Your task:
Reproduce each record below exactly as written.

Data entries:
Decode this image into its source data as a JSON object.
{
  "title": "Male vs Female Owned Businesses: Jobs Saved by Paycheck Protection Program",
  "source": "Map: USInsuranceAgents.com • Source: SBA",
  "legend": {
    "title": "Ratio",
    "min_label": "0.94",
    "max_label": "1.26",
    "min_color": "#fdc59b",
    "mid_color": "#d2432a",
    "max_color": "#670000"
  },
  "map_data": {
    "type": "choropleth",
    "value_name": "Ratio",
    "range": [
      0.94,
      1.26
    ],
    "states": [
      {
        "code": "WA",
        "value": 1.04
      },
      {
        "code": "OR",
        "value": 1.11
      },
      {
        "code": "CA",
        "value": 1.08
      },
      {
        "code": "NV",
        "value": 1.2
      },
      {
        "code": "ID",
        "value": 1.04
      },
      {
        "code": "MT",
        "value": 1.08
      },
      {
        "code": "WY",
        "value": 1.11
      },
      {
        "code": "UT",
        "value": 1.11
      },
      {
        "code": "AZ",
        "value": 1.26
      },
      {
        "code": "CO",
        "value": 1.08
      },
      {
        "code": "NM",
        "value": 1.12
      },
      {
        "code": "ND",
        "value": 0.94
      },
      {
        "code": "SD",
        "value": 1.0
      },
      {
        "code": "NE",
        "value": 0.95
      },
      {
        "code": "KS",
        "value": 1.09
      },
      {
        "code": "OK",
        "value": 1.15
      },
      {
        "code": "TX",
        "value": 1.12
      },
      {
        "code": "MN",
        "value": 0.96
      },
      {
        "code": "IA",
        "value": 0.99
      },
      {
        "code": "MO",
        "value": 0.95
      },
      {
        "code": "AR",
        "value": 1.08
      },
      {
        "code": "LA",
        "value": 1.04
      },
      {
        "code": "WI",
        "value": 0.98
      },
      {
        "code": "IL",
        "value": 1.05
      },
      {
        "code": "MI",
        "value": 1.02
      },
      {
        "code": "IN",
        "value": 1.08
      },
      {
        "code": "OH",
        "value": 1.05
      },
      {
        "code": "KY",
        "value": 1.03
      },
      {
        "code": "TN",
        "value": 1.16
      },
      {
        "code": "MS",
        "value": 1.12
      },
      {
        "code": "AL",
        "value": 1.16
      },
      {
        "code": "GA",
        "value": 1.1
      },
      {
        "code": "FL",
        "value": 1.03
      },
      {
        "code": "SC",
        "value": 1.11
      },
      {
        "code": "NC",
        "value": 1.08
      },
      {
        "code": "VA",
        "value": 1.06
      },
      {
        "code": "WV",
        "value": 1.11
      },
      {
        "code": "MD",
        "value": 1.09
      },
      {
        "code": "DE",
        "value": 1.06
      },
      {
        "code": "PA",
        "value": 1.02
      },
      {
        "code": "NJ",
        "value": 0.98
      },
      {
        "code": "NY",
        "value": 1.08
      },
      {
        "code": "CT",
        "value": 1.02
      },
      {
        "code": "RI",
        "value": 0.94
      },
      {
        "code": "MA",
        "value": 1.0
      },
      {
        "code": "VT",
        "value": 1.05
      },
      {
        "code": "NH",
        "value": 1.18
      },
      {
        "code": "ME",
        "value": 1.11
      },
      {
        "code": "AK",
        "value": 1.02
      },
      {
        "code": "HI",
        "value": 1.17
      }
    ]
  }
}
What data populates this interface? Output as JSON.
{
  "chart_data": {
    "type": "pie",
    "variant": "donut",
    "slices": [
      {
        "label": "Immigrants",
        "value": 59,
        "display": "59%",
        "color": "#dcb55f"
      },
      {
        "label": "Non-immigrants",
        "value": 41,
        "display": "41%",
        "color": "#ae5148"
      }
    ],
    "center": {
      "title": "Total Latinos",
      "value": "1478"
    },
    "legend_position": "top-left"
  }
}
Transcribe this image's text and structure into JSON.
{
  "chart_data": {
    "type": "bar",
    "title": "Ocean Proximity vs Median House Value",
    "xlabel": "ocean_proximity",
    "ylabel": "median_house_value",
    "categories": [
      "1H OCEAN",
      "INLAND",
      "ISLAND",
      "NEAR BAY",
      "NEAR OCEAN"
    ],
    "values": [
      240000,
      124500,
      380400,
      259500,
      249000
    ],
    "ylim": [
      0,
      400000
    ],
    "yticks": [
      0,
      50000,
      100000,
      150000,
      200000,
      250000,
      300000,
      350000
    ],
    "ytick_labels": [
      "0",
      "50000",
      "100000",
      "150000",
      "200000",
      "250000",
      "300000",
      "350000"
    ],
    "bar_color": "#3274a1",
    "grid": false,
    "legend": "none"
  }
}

Exercise response:
Decode this image into its source data as a JSON object.
{
  "title": "Male vs Female Owned Businesses: Jobs Saved by Paycheck Protection Program",
  "source": "Map: USInsuranceAgents.com • Source: SBA",
  "legend": {
    "title": "Ratio",
    "min_label": "0.94",
    "max_label": "1.26",
    "min_color": "#fdc59b",
    "mid_color": "#d2432a",
    "max_color": "#670000"
  },
  "map_data": {
    "type": "choropleth",
    "value_name": "Ratio",
    "range": [
      0.94,
      1.26
    ],
    "states": [
      {
        "code": "WA",
        "value": 1.04
      },
      {
        "code": "OR",
        "value": 1.11
      },
      {
        "code": "CA",
        "value": 1.08
      },
      {
        "code": "NV",
        "value": 1.2
      },
      {
        "code": "ID",
        "value": 1.04
      },
      {
        "code": "MT",
        "value": 1.08
      },
      {
        "code": "WY",
        "value": 1.11
      },
      {
        "code": "UT",
        "value": 1.11
      },
      {
        "code": "AZ",
        "value": 1.26
      },
      {
        "code": "CO",
        "value": 1.08
      },
      {
        "code": "NM",
        "value": 1.12
      },
      {
        "code": "ND",
        "value": 0.94
      },
      {
        "code": "SD",
        "value": 1.0
      },
      {
        "code": "NE",
        "value": 0.95
      },
      {
        "code": "KS",
        "value": 1.09
      },
      {
        "code": "OK",
        "value": 1.15
      },
      {
        "code": "TX",
        "value": 1.12
      },
      {
        "code": "MN",
        "value": 0.96
      },
      {
        "code": "IA",
        "value": 0.99
      },
      {
        "code": "MO",
        "value": 0.95
      },
      {
        "code": "AR",
        "value": 1.08
      },
      {
        "code": "LA",
        "value": 1.04
      },
      {
        "code": "WI",
        "value": 0.98
      },
      {
        "code": "IL",
        "value": 1.05
      },
      {
        "code": "MI",
        "value": 1.02
      },
      {
        "code": "IN",
        "value": 1.08
      },
      {
        "code": "OH",
        "value": 1.05
      },
      {
        "code": "KY",
        "value": 1.03
      },
      {
        "code": "TN",
        "value": 1.16
      },
      {
        "code": "MS",
        "value": 1.12
      },
      {
        "code": "AL",
        "value": 1.16
      },
      {
        "code": "GA",
        "value": 1.1
      },
      {
        "code": "FL",
        "value": 1.03
      },
      {
        "code": "SC",
        "value": 1.11
      },
      {
        "code": "NC",
        "value": 1.08
      },
      {
        "code": "VA",
        "value": 1.06
      },
      {
        "code": "WV",
        "value": 1.11
      },
      {
        "code": "MD",
        "value": 1.09
      },
      {
        "code": "DE",
        "value": 1.06
      },
      {
        "code": "PA",
        "value": 1.02
      },
      {
        "code": "NJ",
        "value": 0.98
      },
      {
        "code": "NY",
        "value": 1.08
      },
      {
        "code": "CT",
        "value": 1.02
      },
      {
        "code": "RI",
        "value": 0.94
      },
      {
        "code": "MA",
        "value": 1.0
      },
      {
        "code": "VT",
        "value": 1.05
      },
      {
        "code": "NH",
        "value": 1.18
      },
      {
        "code": "ME",
        "value": 1.11
      },
      {
        "code": "AK",
        "value": 1.02
      },
      {
        "code": "HI",
        "value": 1.17
      }
    ]
  }
}
What data populates this interface? Output as JSON.
{
  "chart_data": {
    "type": "pie",
    "variant": "donut",
    "slices": [
      {
        "label": "Immigrants",
        "value": 59,
        "display": "59%",
        "color": "#dcb55f"
      },
      {
        "label": "Non-immigrants",
        "value": 41,
        "display": "41%",
        "color": "#ae5148"
      }
    ],
    "center": {
      "title": "Total Latinos",
      "value": "1478"
    },
    "legend_position": "top-left"
  }
}
Transcribe this image's text and structure into JSON.
{
  "chart_data": {
    "type": "bar",
    "title": "Ocean Proximity vs Median House Value",
    "xlabel": "ocean_proximity",
    "ylabel": "median_house_value",
    "categories": [
      "1H OCEAN",
      "INLAND",
      "ISLAND",
      "NEAR BAY",
      "NEAR OCEAN"
    ],
    "values": [
      240000,
      124500,
      380400,
      259500,
      249000
    ],
    "ylim": [
      0,
      400000
    ],
    "yticks": [
      0,
      50000,
      100000,
      150000,
      200000,
      250000,
      300000,
      350000
    ],
    "ytick_labels": [
      "0",
      "50000",
      "100000",
      "150000",
      "200000",
      "250000",
      "300000",
      "350000"
    ],
    "bar_color": "#3274a1",
    "grid": false,
    "legend": "none"
  }
}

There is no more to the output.